Show every line where "Schedule" occurs.
· · ·
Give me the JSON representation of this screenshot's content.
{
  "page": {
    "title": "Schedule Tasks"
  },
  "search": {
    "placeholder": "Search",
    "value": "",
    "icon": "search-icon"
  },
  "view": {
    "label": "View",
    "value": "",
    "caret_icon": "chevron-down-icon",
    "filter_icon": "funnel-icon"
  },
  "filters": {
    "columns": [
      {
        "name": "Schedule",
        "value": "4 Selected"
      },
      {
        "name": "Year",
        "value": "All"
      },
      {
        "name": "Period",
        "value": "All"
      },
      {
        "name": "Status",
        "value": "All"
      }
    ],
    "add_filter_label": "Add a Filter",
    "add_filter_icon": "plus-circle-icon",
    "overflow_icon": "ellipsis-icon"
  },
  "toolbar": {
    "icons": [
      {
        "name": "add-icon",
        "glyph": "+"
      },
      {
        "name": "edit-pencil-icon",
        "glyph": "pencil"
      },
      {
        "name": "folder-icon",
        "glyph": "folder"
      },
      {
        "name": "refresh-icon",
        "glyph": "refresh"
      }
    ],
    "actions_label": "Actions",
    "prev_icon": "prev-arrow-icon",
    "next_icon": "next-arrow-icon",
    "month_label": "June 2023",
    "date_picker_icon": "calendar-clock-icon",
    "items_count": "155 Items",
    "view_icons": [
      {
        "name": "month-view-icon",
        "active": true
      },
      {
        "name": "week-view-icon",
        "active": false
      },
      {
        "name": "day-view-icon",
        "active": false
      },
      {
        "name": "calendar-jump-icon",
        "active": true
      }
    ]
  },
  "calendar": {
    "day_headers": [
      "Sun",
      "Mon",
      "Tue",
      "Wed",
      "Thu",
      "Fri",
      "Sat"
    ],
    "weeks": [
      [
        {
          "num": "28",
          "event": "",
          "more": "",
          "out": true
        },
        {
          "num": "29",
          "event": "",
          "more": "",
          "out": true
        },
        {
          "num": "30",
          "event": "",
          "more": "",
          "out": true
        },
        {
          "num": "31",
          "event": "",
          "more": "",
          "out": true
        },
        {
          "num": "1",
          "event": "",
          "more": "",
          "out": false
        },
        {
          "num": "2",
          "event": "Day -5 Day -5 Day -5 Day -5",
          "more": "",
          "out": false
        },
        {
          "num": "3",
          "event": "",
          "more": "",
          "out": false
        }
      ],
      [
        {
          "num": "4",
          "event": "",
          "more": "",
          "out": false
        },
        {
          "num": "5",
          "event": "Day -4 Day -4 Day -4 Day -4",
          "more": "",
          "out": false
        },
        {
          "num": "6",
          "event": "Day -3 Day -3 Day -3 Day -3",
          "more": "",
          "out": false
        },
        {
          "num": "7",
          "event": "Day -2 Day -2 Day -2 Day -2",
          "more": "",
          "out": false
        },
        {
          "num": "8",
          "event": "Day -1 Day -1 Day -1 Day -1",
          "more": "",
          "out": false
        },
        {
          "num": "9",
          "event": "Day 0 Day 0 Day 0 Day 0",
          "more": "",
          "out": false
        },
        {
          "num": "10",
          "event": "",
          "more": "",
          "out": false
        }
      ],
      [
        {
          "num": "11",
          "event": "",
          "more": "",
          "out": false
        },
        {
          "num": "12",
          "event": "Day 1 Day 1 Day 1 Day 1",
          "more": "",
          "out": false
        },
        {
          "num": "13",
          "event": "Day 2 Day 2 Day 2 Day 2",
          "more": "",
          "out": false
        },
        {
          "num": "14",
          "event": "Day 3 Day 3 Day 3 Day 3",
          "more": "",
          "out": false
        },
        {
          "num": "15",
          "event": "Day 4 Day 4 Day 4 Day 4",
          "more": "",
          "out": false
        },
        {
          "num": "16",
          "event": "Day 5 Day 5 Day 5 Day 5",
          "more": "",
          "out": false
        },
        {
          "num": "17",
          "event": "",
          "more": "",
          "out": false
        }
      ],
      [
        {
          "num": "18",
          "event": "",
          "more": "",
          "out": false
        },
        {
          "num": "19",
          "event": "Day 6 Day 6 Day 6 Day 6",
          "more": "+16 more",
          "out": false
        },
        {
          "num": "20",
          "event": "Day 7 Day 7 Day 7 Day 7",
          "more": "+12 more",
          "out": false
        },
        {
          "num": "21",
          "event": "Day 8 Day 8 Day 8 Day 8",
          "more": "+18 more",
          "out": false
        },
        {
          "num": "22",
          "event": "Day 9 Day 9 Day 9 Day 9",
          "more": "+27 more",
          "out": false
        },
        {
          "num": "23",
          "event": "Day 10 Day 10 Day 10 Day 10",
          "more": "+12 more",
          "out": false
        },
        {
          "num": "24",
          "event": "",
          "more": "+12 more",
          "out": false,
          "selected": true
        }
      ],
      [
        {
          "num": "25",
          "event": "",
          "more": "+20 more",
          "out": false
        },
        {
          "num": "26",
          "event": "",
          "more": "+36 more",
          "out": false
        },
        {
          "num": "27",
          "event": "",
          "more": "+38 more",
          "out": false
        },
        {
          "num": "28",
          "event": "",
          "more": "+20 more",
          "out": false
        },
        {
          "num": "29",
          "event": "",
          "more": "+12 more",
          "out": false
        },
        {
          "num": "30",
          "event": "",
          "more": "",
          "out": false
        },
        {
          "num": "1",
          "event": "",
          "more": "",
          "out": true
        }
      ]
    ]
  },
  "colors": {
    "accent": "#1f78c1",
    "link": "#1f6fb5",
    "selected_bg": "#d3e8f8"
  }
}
· · ·
#### [OUTPUT FOR THIS EXERCISE]
    "title": "Schedule Tasks"
        "name": "Schedule",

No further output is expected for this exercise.